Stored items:
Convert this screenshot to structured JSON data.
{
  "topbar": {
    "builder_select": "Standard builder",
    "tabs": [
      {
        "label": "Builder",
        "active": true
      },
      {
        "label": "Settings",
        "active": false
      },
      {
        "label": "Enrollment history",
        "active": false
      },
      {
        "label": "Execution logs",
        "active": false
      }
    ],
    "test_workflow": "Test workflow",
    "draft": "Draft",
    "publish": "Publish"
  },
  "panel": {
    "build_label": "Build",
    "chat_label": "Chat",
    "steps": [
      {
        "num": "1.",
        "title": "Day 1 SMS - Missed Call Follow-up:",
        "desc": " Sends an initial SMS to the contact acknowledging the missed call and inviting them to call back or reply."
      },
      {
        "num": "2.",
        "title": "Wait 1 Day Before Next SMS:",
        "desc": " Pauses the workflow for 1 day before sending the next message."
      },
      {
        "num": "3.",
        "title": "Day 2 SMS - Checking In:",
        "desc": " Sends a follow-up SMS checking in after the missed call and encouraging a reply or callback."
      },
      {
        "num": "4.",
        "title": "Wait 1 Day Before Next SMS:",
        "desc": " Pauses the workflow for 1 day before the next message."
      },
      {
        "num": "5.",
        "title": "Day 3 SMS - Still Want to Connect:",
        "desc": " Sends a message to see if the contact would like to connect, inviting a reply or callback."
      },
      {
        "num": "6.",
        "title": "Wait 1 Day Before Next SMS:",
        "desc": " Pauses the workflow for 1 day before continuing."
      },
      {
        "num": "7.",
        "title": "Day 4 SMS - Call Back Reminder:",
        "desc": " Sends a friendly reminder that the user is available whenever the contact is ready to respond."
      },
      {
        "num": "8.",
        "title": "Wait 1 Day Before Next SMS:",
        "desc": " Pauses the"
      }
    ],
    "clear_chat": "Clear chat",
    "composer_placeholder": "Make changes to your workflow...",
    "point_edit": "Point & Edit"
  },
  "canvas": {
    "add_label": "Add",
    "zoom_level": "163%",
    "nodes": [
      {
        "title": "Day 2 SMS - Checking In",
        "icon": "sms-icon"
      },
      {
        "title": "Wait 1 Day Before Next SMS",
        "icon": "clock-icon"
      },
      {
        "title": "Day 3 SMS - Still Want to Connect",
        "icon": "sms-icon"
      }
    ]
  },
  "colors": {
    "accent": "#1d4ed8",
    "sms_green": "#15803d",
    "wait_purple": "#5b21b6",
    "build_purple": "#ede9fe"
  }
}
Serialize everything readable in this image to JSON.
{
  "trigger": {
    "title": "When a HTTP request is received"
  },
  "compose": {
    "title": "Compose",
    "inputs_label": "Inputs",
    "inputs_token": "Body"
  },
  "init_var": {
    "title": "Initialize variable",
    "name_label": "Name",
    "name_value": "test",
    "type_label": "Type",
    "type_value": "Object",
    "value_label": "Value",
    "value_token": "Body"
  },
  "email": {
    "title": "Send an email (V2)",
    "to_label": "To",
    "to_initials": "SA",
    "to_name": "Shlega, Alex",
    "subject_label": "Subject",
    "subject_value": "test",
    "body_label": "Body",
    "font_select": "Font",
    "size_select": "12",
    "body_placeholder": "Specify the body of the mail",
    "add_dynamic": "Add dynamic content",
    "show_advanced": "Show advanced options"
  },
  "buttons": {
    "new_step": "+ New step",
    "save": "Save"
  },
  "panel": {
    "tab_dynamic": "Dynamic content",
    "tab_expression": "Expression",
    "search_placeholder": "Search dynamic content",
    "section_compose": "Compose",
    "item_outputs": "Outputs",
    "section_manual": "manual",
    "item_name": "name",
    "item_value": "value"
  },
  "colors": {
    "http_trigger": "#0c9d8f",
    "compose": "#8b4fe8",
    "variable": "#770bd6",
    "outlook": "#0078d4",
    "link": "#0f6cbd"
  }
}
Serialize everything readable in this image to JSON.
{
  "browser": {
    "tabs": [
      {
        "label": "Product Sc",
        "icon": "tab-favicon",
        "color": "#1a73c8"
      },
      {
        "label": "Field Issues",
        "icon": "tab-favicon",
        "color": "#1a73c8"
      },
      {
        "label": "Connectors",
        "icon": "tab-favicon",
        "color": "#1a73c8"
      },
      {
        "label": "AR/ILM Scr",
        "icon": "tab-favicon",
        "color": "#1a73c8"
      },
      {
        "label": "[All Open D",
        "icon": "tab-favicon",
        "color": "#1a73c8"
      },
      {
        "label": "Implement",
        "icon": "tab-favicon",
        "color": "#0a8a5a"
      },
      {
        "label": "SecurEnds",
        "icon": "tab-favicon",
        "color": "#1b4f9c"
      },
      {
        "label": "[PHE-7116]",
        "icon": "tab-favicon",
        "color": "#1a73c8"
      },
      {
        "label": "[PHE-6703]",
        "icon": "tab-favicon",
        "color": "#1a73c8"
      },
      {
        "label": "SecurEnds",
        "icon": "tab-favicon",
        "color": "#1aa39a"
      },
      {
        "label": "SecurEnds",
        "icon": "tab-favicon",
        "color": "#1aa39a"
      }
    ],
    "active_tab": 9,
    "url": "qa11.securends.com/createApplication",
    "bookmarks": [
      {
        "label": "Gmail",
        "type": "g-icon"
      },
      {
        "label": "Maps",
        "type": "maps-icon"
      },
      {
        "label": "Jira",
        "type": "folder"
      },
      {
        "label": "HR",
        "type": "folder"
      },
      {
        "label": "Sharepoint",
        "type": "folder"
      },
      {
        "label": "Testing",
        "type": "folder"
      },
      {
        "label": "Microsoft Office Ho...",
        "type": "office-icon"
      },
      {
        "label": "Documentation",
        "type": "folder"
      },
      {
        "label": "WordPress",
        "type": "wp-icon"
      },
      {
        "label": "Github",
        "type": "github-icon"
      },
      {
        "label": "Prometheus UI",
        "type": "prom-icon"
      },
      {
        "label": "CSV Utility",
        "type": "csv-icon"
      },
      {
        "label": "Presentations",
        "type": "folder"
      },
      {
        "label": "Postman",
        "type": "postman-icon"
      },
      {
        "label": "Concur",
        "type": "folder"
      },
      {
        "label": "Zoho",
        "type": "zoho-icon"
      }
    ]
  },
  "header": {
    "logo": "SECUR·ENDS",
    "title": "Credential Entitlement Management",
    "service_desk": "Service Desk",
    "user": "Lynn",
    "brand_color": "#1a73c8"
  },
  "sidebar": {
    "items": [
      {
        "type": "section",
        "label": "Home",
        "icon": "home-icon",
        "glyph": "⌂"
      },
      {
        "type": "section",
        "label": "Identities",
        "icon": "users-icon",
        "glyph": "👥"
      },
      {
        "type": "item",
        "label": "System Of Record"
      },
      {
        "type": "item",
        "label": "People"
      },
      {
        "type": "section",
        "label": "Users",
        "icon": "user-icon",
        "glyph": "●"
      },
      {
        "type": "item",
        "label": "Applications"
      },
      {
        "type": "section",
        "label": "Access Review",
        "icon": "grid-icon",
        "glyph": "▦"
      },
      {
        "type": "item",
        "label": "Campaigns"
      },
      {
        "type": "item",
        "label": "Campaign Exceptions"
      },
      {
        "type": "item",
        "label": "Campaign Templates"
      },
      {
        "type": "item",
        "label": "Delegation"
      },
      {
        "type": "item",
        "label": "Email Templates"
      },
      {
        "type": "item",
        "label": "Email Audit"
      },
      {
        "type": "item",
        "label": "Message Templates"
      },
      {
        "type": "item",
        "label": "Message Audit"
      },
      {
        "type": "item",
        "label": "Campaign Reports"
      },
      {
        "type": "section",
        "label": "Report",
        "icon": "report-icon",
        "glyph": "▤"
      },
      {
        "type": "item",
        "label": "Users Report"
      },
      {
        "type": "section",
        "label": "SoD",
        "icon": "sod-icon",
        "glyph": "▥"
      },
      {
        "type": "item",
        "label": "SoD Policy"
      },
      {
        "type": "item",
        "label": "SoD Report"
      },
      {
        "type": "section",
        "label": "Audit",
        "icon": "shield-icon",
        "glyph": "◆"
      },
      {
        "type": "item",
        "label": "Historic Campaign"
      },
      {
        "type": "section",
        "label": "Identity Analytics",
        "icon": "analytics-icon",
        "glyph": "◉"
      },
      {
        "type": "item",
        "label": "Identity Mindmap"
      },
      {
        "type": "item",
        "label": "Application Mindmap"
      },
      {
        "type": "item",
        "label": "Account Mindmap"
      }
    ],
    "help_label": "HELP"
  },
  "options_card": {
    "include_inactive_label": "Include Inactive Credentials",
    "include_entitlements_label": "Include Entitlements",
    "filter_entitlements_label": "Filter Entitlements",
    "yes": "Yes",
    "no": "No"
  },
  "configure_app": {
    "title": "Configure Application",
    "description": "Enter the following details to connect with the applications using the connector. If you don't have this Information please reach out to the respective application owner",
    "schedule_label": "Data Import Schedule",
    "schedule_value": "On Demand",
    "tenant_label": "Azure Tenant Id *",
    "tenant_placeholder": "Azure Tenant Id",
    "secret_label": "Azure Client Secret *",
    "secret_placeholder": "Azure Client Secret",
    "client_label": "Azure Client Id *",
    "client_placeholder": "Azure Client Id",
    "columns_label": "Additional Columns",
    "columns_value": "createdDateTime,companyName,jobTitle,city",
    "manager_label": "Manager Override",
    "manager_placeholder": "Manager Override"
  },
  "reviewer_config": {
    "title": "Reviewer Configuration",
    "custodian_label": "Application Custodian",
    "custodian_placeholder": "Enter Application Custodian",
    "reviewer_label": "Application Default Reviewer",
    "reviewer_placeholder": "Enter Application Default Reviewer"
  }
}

▸ **Task requirements**
Take every line that includes the string "glyph" and copy it.

▸ **Response for this exercise**
        "glyph": "⌂"
        "glyph": "👥"
        "glyph": "●"
        "glyph": "▦"
        "glyph": "▤"
        "glyph": "▥"
        "glyph": "◆"
        "glyph": "◉"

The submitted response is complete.